In the entries below, find every line holding the string "Deutschland" and collect it.
--- start of Record excerpts ---
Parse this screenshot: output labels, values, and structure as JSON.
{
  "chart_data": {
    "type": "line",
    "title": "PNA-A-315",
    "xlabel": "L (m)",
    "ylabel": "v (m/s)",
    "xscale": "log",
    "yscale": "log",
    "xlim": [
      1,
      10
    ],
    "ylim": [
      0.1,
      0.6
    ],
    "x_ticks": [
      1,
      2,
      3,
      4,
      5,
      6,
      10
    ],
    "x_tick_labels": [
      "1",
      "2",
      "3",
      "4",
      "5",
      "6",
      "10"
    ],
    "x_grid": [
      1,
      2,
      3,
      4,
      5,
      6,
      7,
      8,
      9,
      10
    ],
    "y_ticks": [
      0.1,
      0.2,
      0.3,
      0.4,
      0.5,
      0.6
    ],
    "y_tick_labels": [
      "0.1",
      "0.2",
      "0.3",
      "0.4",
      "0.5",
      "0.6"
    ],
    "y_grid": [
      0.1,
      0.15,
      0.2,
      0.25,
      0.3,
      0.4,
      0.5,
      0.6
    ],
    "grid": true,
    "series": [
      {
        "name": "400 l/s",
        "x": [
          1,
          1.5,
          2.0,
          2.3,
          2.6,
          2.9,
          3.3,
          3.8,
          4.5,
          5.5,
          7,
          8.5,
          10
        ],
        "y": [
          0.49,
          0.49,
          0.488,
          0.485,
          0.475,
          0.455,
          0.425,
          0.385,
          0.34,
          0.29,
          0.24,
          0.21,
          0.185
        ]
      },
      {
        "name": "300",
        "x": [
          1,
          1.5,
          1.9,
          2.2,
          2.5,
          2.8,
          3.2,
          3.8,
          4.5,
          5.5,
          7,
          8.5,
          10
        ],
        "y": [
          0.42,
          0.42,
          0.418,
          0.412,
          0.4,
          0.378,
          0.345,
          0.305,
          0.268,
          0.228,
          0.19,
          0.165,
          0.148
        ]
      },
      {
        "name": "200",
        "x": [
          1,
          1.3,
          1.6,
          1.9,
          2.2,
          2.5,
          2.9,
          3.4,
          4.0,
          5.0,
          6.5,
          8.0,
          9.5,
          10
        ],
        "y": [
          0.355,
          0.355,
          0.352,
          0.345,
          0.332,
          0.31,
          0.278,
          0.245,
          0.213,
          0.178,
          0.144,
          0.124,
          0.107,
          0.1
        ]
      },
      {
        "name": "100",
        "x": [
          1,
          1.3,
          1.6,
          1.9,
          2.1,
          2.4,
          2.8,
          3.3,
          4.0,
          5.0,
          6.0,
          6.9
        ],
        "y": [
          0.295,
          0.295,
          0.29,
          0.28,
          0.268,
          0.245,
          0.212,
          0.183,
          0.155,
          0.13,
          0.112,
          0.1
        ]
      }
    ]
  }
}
--- end of Record excerpts ---
--- start of Record excerpts ---
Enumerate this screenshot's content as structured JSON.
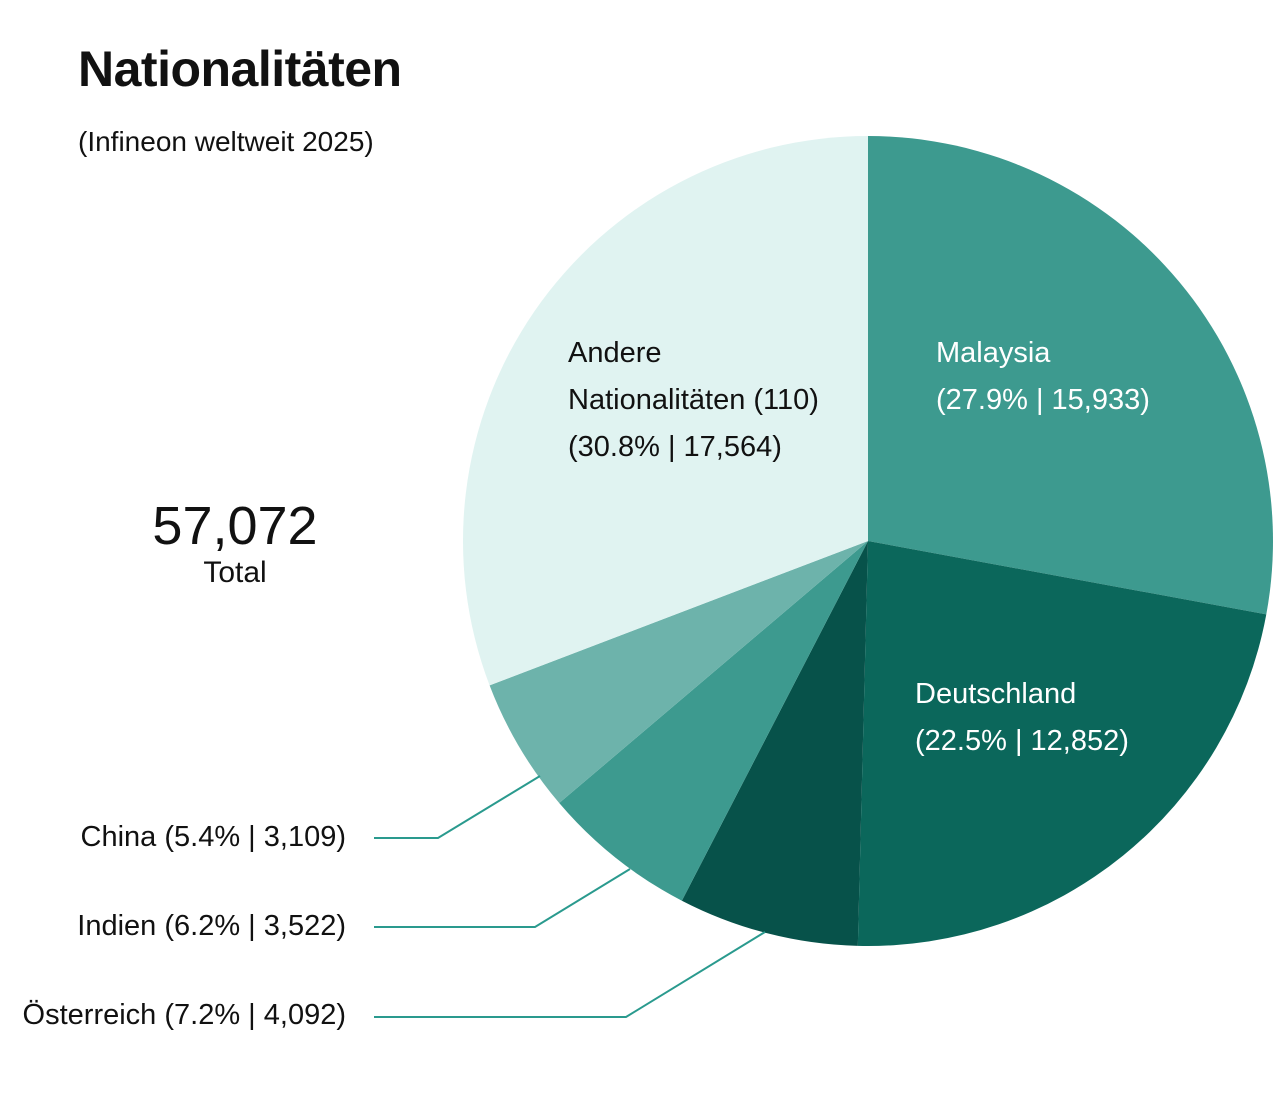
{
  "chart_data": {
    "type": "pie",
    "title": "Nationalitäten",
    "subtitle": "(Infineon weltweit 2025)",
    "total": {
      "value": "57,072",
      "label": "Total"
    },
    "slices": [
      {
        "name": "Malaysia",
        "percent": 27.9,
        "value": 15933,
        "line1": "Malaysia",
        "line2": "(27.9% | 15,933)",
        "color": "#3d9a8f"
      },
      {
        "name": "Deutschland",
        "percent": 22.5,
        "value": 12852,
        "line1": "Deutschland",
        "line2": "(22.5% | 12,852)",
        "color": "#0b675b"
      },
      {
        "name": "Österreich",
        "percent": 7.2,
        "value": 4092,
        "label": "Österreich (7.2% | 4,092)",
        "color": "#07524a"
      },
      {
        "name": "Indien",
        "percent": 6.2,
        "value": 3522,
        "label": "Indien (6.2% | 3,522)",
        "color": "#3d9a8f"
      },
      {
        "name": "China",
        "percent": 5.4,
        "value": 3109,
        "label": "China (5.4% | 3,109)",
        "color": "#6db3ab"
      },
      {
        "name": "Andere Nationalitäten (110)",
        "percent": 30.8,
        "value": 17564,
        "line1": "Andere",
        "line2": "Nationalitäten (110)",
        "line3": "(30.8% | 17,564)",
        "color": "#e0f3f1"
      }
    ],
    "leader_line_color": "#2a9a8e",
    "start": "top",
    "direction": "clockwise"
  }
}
--- end of Record excerpts ---
▶ _Solution for this exercise_
        "name": "Deutschland",
        "line1": "Deutschland",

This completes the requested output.